WHAT IS EXPECTED » Transcribe the material verbatim in full; the pictures do not belong in the copy.

EXERCISE MATERIAL »
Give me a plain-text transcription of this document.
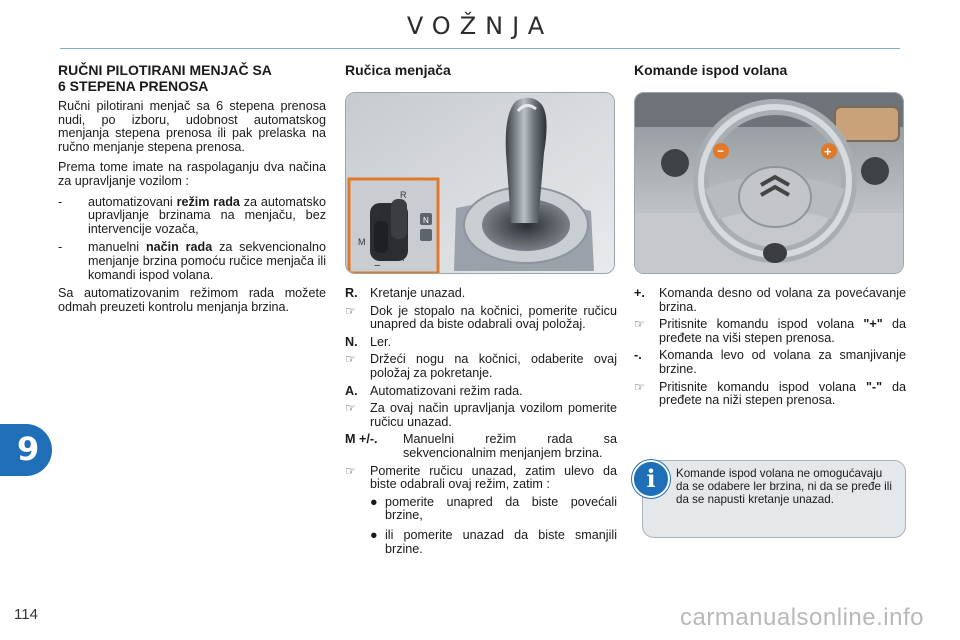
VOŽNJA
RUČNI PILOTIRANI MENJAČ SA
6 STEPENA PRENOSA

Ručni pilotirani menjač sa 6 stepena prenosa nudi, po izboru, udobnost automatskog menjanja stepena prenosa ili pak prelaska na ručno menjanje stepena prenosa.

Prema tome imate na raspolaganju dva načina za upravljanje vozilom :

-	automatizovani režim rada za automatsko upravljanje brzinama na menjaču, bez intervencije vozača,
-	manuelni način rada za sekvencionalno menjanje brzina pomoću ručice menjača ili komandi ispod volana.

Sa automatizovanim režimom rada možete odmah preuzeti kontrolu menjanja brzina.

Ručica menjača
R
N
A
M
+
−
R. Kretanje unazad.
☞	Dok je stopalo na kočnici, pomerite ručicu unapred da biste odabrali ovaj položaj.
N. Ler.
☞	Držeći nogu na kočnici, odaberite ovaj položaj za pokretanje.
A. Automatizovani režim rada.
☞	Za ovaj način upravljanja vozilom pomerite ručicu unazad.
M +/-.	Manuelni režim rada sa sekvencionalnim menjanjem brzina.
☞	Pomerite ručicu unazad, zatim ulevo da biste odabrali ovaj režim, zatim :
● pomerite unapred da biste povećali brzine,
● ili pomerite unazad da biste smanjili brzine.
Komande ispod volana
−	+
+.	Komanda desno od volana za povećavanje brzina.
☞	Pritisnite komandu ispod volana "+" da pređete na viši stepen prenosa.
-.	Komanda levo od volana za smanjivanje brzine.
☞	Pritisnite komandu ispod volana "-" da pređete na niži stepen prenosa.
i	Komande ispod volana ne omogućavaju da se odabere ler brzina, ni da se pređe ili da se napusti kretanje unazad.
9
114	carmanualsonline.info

FULL RESPONSE »
Give me a plain-text transcription of this document.
VOŽNJA
RUČNI PILOTIRANI MENJAČ SA
6 STEPENA PRENOSA

Ručni pilotirani menjač sa 6 stepena prenosa nudi, po izboru, udobnost automatskog menjanja stepena prenosa ili pak prelaska na ručno menjanje stepena prenosa.

Prema tome imate na raspolaganju dva načina za upravljanje vozilom :

-	automatizovani režim rada za automatsko upravljanje brzinama na menjaču, bez intervencije vozača,
-	manuelni način rada za sekvencionalno menjanje brzina pomoću ručice menjača ili komandi ispod volana.

Sa automatizovanim režimom rada možete odmah preuzeti kontrolu menjanja brzina.

Ručica menjača
R
N
A
M
+
−
R. Kretanje unazad.
☞	Dok je stopalo na kočnici, pomerite ručicu unapred da biste odabrali ovaj položaj.
N. Ler.
☞	Držeći nogu na kočnici, odaberite ovaj položaj za pokretanje.
A. Automatizovani režim rada.
☞	Za ovaj način upravljanja vozilom pomerite ručicu unazad.
M +/-.	Manuelni režim rada sa sekvencionalnim menjanjem brzina.
☞	Pomerite ručicu unazad, zatim ulevo da biste odabrali ovaj režim, zatim :
● pomerite unapred da biste povećali brzine,
● ili pomerite unazad da biste smanjili brzine.
Komande ispod volana
−	+
+.	Komanda desno od volana za povećavanje brzina.
☞	Pritisnite komandu ispod volana "+" da pređete na viši stepen prenosa.
-.	Komanda levo od volana za smanjivanje brzine.
☞	Pritisnite komandu ispod volana "-" da pređete na niži stepen prenosa.
i	Komande ispod volana ne omogućavaju da se odabere ler brzina, ni da se pređe ili da se napusti kretanje unazad.
9
114	carmanualsonline.info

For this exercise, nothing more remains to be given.